| What to do |
Copy out the final stretch of the listing: the line that contains "Read this page and output its text content." and all lines after it, exactly as they appear.

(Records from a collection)
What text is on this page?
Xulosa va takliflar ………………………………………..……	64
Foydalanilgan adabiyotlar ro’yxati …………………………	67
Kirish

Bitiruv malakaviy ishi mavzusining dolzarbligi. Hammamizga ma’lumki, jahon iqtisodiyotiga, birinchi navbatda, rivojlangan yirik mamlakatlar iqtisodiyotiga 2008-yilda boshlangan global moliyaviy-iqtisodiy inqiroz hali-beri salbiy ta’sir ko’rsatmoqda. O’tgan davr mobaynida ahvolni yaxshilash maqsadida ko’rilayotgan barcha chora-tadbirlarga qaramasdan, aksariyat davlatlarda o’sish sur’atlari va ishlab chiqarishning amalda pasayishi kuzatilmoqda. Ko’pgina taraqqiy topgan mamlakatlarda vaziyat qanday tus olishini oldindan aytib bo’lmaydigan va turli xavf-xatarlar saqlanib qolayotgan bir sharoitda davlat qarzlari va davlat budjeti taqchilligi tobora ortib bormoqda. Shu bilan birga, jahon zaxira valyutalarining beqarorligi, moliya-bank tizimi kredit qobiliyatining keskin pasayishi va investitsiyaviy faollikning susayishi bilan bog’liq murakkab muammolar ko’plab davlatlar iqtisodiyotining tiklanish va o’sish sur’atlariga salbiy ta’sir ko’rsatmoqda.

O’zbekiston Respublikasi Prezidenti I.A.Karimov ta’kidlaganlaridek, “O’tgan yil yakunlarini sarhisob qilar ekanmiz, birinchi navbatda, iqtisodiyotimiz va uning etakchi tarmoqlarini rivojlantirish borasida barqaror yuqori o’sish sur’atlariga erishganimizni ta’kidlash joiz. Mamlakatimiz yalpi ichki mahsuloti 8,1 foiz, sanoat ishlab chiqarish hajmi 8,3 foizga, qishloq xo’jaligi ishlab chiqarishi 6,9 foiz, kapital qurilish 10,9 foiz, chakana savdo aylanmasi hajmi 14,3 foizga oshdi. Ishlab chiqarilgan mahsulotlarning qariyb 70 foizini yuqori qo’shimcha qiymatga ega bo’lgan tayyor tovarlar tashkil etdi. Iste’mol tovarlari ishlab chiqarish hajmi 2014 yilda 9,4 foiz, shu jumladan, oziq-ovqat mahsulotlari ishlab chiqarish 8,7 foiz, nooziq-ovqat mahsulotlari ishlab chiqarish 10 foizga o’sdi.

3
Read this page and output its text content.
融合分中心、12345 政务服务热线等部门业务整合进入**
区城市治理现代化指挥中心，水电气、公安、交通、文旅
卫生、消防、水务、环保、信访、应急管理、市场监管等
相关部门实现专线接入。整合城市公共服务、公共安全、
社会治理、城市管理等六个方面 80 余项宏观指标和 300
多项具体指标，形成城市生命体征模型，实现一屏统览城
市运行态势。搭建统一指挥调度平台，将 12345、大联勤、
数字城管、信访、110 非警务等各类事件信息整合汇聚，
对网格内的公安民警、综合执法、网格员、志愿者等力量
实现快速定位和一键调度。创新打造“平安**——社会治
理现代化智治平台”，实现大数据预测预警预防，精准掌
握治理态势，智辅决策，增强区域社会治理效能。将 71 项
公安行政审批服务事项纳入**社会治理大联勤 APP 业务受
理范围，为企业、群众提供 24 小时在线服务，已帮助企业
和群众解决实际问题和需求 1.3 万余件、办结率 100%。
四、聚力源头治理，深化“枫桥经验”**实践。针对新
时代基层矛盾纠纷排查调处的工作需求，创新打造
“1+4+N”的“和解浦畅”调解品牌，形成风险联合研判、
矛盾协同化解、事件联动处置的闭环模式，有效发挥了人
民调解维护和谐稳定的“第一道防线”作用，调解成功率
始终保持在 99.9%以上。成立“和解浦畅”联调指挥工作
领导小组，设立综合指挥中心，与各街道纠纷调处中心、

| Reply |
Read this page and output its text content.
融合分中心、12345 政务服务热线等部门业务整合进入**
区城市治理现代化指挥中心，水电气、公安、交通、文旅
卫生、消防、水务、环保、信访、应急管理、市场监管等
相关部门实现专线接入。整合城市公共服务、公共安全、
社会治理、城市管理等六个方面 80 余项宏观指标和 300
多项具体指标，形成城市生命体征模型，实现一屏统览城
市运行态势。搭建统一指挥调度平台，将 12345、大联勤、
数字城管、信访、110 非警务等各类事件信息整合汇聚，
对网格内的公安民警、综合执法、网格员、志愿者等力量
实现快速定位和一键调度。创新打造“平安**——社会治
理现代化智治平台”，实现大数据预测预警预防，精准掌
握治理态势，智辅决策，增强区域社会治理效能。将 71 项
公安行政审批服务事项纳入**社会治理大联勤 APP 业务受
理范围，为企业、群众提供 24 小时在线服务，已帮助企业
和群众解决实际问题和需求 1.3 万余件、办结率 100%。
四、聚力源头治理，深化“枫桥经验”**实践。针对新
时代基层矛盾纠纷排查调处的工作需求，创新打造
“1+4+N”的“和解浦畅”调解品牌，形成风险联合研判、
矛盾协同化解、事件联动处置的闭环模式，有效发挥了人
民调解维护和谐稳定的“第一道防线”作用，调解成功率
始终保持在 99.9%以上。成立“和解浦畅”联调指挥工作
领导小组，设立综合指挥中心，与各街道纠纷调处中心、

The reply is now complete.